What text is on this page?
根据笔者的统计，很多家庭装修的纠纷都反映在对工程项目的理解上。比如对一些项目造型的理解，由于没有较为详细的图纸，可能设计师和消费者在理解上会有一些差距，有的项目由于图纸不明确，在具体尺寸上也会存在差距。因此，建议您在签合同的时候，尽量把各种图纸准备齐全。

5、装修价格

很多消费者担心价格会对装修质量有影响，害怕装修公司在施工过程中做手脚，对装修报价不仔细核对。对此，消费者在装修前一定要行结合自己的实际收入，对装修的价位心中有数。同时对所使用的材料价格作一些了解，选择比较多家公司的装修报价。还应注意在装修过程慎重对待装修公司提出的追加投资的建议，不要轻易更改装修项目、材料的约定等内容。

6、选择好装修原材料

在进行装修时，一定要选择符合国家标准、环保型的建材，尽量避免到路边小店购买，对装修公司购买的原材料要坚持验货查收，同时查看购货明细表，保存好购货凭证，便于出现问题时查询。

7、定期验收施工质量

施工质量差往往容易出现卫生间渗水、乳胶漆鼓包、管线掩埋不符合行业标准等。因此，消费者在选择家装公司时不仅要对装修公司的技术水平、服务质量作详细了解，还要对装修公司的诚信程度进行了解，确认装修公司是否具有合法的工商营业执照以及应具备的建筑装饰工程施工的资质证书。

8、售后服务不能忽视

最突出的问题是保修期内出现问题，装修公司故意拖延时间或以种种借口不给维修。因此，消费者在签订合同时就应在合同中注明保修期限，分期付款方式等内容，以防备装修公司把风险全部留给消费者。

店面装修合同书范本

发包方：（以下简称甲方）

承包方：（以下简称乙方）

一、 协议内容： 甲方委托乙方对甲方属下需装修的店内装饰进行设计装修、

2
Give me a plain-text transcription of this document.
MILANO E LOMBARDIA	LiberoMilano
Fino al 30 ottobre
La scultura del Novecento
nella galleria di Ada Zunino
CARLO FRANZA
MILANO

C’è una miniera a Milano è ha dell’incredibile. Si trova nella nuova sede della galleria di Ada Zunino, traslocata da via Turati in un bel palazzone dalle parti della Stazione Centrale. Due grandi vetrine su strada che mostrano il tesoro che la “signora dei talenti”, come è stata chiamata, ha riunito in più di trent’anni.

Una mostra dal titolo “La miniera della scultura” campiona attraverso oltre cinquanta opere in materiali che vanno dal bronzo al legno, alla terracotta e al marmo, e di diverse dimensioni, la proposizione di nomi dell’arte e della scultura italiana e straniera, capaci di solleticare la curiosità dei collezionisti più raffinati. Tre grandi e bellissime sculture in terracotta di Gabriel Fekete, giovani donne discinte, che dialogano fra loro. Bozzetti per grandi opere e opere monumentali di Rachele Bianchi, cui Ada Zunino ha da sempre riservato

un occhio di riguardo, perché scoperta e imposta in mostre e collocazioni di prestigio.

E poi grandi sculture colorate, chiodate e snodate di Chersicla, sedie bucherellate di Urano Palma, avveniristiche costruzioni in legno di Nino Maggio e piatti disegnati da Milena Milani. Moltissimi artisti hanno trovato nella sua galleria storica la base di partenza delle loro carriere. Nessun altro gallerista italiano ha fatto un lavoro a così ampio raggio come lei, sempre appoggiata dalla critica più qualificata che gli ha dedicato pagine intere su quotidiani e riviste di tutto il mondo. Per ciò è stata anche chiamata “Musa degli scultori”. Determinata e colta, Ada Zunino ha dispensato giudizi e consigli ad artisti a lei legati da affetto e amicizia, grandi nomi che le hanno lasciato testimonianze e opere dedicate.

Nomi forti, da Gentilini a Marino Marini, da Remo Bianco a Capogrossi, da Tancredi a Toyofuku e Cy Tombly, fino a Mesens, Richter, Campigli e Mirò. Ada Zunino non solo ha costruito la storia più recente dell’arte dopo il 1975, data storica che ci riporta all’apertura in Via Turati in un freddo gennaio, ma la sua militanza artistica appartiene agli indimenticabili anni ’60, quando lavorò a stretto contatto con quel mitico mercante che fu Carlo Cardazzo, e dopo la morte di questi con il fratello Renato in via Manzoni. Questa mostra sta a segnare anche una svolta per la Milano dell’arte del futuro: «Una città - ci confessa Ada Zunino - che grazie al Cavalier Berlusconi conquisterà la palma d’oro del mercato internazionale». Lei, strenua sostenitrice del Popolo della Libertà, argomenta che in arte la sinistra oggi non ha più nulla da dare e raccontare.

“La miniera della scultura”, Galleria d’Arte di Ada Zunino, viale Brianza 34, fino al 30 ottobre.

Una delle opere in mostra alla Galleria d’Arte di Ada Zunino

▸ **The task**: Go through the preceding material and copy each line that has the word "miniera".

▸ **Answer below**:
C’è una miniera a Milano è ha dell’incredibile. Si trova nella nuova sede della galleria di Ada Zunino, traslocata da via Turati in un bel palazzone dalle parti della Stazione Centrale. Due grandi vetrine su strada che mostrano il tesoro che la “signora dei talenti”, come è stata chiamata, ha riunito in più di trent’anni.
Una mostra dal titolo “La miniera della scultura” campiona attraverso oltre cinquanta opere in materiali che vanno dal bronzo al legno, alla terracotta e al marmo, e di diverse dimensioni, la proposizione di nomi dell’arte e della scultura italiana e straniera, capaci di solleticare la curiosità dei collezionisti più raffinati. Tre grandi e bellissime sculture in terracotta di Gabriel Fekete, giovani donne discinte, che dialogano fra loro. Bozzetti per grandi opere e opere monumentali di Rachele Bianchi, cui Ada Zunino ha da sempre riservato
“La miniera della scultura”, Galleria d’Arte di Ada Zunino, viale Brianza 34, fino al 30 ottobre.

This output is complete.